## start

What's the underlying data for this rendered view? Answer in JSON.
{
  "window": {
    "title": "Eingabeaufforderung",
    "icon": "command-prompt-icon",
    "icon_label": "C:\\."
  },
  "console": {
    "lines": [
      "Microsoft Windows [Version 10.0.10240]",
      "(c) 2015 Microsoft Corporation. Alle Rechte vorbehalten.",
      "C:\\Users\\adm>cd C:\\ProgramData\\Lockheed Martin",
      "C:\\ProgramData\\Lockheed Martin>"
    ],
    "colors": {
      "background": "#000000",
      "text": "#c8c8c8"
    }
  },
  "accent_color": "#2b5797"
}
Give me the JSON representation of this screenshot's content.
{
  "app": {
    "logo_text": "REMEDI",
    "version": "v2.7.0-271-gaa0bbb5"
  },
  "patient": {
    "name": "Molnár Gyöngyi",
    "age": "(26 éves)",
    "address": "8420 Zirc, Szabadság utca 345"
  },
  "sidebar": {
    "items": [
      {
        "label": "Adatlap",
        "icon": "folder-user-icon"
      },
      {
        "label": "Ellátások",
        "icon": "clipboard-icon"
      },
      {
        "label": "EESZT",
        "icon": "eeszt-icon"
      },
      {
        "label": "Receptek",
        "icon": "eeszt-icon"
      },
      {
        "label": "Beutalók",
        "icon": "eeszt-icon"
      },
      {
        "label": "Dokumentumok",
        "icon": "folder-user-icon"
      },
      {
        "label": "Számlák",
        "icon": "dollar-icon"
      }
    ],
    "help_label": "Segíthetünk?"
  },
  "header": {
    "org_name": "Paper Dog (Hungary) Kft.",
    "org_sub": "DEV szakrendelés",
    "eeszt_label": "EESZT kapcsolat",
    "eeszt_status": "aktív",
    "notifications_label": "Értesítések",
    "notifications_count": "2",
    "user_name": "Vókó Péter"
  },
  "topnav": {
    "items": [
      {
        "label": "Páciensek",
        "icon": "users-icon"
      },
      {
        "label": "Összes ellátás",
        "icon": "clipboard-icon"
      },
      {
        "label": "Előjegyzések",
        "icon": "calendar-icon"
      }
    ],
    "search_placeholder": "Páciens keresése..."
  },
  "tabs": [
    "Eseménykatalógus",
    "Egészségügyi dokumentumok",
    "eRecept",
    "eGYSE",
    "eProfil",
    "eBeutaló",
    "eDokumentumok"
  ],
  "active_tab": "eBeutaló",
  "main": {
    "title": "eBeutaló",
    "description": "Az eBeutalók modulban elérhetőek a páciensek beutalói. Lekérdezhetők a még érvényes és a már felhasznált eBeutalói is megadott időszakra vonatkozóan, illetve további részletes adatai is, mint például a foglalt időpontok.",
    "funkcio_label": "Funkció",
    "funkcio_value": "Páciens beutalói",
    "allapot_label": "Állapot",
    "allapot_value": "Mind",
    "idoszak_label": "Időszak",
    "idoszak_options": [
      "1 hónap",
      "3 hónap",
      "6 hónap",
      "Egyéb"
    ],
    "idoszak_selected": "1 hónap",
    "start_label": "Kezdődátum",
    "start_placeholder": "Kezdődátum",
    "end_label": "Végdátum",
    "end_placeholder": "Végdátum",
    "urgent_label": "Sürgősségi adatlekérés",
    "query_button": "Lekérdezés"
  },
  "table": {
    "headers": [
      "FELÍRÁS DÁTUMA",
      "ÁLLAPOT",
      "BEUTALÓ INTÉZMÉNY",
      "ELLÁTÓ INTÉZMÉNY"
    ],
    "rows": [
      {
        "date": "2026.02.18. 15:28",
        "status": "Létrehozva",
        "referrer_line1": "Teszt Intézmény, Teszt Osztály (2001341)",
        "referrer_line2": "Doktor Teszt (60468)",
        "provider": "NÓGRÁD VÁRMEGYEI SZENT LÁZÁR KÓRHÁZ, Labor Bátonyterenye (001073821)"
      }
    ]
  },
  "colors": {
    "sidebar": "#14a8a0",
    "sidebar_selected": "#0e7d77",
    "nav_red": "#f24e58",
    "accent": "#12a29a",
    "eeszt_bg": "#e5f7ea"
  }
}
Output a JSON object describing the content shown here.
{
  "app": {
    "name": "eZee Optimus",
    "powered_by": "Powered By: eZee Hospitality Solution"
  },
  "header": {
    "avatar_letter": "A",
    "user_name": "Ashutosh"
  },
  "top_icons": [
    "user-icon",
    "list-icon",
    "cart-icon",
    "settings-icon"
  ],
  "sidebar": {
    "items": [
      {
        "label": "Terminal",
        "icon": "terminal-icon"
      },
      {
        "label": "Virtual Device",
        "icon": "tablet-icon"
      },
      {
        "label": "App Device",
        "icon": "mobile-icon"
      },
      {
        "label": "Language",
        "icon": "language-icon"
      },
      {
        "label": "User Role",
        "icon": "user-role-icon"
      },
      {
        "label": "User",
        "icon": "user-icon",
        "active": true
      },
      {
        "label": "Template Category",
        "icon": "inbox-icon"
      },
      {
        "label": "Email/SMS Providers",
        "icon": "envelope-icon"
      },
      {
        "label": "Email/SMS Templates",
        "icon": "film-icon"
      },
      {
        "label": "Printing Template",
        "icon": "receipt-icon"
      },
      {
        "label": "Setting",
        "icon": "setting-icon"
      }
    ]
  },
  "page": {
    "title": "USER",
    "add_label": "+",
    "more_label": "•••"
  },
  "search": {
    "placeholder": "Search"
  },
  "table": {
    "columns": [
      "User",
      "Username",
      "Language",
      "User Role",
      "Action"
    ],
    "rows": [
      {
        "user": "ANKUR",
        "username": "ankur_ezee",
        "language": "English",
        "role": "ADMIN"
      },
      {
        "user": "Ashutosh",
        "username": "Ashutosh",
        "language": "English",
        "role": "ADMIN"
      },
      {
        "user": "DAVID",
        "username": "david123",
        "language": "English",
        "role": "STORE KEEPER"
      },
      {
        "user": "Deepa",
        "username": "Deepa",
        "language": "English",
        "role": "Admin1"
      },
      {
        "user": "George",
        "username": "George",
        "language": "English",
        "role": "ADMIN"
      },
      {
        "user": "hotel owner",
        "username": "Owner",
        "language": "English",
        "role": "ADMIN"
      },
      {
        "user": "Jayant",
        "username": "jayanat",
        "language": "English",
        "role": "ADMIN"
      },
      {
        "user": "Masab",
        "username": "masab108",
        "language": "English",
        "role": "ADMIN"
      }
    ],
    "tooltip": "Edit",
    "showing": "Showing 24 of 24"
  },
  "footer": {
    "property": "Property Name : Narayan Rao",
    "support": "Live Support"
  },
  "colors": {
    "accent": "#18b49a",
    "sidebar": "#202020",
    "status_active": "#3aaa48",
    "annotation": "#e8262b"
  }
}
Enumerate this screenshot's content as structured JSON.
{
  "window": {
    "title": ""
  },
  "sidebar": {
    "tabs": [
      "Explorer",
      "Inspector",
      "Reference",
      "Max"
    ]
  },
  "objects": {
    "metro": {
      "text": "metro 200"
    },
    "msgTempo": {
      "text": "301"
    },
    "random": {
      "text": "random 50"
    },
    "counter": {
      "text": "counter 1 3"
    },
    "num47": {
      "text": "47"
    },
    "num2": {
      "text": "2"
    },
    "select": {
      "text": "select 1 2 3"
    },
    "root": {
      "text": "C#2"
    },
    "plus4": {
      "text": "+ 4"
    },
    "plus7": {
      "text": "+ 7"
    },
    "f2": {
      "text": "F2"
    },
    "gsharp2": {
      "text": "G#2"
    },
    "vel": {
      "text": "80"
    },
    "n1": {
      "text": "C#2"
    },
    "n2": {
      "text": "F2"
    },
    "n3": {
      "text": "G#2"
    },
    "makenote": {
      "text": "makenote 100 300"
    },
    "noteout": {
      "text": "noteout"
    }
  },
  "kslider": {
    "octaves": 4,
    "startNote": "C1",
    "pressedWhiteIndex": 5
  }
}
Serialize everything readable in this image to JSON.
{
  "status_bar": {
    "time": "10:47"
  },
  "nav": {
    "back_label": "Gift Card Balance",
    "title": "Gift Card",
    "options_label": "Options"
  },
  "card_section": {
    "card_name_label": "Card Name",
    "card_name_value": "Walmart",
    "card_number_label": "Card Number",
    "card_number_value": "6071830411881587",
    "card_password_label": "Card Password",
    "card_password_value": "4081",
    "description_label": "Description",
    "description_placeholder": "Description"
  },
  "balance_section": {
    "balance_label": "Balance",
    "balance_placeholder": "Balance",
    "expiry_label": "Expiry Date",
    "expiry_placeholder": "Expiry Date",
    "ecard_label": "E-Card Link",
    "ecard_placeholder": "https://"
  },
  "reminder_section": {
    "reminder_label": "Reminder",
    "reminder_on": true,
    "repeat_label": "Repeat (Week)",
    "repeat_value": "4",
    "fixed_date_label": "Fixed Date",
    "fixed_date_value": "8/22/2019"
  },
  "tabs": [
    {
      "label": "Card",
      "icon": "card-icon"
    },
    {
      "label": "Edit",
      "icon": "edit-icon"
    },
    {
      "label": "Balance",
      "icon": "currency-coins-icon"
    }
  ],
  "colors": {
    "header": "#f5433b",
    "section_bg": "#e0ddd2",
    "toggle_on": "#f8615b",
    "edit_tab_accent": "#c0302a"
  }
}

## end

Task requirements
From the listing above, copy out each line where the word "Email" appears.

Response to the exercise
        "label": "Email/SMS Providers",
        "label": "Email/SMS Templates",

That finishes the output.